==== AVAILABLE RECORDS

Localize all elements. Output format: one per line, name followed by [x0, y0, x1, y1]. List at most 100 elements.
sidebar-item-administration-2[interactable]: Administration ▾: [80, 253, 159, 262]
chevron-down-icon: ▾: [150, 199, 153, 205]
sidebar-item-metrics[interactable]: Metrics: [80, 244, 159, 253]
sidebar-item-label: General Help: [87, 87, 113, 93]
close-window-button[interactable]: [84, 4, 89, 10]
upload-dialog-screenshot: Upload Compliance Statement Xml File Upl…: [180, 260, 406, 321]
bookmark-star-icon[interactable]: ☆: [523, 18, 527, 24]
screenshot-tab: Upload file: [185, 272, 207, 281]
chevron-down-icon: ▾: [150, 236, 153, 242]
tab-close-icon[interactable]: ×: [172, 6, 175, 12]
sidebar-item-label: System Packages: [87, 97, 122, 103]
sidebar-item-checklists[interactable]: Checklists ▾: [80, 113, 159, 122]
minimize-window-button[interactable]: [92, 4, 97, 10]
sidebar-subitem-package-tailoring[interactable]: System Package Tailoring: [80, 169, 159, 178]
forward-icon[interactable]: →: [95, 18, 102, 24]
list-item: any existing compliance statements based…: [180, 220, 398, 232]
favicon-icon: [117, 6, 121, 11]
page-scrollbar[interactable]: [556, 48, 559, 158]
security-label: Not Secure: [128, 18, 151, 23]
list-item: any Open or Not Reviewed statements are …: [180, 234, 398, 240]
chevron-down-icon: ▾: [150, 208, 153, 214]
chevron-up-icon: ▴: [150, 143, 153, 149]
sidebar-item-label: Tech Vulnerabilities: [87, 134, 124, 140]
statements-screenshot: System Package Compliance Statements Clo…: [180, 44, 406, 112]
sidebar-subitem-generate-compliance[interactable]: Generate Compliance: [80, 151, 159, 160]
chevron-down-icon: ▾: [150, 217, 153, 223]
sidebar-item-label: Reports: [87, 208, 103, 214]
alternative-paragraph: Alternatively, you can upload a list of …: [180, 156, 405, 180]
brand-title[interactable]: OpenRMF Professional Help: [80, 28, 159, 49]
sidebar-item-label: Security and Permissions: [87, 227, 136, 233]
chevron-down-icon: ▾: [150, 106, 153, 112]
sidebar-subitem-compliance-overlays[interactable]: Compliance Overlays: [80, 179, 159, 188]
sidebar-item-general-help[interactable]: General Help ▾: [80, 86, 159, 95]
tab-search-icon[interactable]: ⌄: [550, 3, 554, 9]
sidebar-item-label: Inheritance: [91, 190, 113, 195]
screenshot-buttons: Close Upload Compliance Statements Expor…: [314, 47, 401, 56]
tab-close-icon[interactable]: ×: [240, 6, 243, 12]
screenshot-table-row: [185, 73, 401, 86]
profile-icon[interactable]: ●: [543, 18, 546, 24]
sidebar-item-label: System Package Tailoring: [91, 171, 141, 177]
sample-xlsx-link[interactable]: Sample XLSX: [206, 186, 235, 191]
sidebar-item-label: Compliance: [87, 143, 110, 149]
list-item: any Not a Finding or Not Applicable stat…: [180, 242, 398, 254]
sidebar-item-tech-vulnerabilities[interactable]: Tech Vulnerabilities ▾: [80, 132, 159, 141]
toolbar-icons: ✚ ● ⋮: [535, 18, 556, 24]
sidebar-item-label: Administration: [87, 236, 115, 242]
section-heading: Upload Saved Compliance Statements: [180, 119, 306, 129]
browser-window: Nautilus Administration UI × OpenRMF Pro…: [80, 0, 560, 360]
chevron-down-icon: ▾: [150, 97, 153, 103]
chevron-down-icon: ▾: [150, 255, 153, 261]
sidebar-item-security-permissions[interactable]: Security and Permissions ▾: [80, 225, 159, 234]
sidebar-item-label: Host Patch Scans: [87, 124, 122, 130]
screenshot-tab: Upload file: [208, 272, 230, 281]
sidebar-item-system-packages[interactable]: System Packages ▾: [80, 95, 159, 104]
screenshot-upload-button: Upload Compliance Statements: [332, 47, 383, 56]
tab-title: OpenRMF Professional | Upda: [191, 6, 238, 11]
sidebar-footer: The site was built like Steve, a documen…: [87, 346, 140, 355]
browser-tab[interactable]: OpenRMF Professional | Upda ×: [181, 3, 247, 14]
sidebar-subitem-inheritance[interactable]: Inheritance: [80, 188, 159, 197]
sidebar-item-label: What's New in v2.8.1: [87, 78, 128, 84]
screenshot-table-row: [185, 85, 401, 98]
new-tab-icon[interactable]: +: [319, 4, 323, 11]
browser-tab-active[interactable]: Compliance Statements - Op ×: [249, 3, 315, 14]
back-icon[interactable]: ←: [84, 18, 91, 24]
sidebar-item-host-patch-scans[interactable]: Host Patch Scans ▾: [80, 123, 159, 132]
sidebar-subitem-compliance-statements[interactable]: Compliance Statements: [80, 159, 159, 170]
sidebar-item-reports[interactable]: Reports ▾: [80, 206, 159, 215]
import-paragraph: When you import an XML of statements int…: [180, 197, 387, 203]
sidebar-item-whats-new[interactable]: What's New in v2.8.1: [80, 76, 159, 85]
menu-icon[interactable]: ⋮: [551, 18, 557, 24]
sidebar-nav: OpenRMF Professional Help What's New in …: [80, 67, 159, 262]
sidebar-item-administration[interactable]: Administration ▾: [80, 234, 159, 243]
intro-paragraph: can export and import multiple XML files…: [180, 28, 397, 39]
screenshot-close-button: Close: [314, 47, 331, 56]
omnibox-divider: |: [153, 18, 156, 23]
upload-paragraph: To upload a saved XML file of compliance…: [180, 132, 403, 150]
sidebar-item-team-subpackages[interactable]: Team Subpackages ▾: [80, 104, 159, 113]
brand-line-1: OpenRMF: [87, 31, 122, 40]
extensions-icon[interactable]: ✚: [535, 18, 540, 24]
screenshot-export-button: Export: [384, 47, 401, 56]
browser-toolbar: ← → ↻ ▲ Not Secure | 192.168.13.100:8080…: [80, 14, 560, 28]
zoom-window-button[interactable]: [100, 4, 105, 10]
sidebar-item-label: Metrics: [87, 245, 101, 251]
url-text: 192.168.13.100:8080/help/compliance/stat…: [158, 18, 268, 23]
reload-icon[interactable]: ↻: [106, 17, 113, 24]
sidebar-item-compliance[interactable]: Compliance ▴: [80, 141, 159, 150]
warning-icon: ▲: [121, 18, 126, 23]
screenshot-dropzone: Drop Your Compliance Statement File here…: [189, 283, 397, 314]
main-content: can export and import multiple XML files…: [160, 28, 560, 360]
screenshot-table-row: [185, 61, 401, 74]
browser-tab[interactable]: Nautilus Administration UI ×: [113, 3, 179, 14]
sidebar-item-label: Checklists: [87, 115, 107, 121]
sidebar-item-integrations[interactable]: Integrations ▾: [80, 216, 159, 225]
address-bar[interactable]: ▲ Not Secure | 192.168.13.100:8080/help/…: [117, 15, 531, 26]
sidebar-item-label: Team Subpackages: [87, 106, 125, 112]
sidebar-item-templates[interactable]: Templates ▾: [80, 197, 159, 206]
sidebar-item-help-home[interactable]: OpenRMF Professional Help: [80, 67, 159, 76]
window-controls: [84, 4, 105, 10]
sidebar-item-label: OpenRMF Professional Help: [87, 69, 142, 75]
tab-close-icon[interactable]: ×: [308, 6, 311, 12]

========

WRITTEN INSTRUCTION:
Return the data lines verbatim, starting at the beginning of the data and ending at the line containing "security-label: Not Secure: [128, 18, 151, 23]", with both ends included.

WRITTEN SOLUTION:
Localize all elements. Output format: one per line, name followed by [x0, y0, x1, y1]. List at most 100 elements.
sidebar-item-administration-2[interactable]: Administration ▾: [80, 253, 159, 262]
chevron-down-icon: ▾: [150, 199, 153, 205]
sidebar-item-metrics[interactable]: Metrics: [80, 244, 159, 253]
sidebar-item-label: General Help: [87, 87, 113, 93]
close-window-button[interactable]: [84, 4, 89, 10]
upload-dialog-screenshot: Upload Compliance Statement Xml File Upl…: [180, 260, 406, 321]
bookmark-star-icon[interactable]: ☆: [523, 18, 527, 24]
screenshot-tab: Upload file: [185, 272, 207, 281]
chevron-down-icon: ▾: [150, 236, 153, 242]
tab-close-icon[interactable]: ×: [172, 6, 175, 12]
sidebar-item-label: System Packages: [87, 97, 122, 103]
sidebar-item-checklists[interactable]: Checklists ▾: [80, 113, 159, 122]
minimize-window-button[interactable]: [92, 4, 97, 10]
sidebar-subitem-package-tailoring[interactable]: System Package Tailoring: [80, 169, 159, 178]
forward-icon[interactable]: →: [95, 18, 102, 24]
list-item: any existing compliance statements based…: [180, 220, 398, 232]
favicon-icon: [117, 6, 121, 11]
page-scrollbar[interactable]: [556, 48, 559, 158]
security-label: Not Secure: [128, 18, 151, 23]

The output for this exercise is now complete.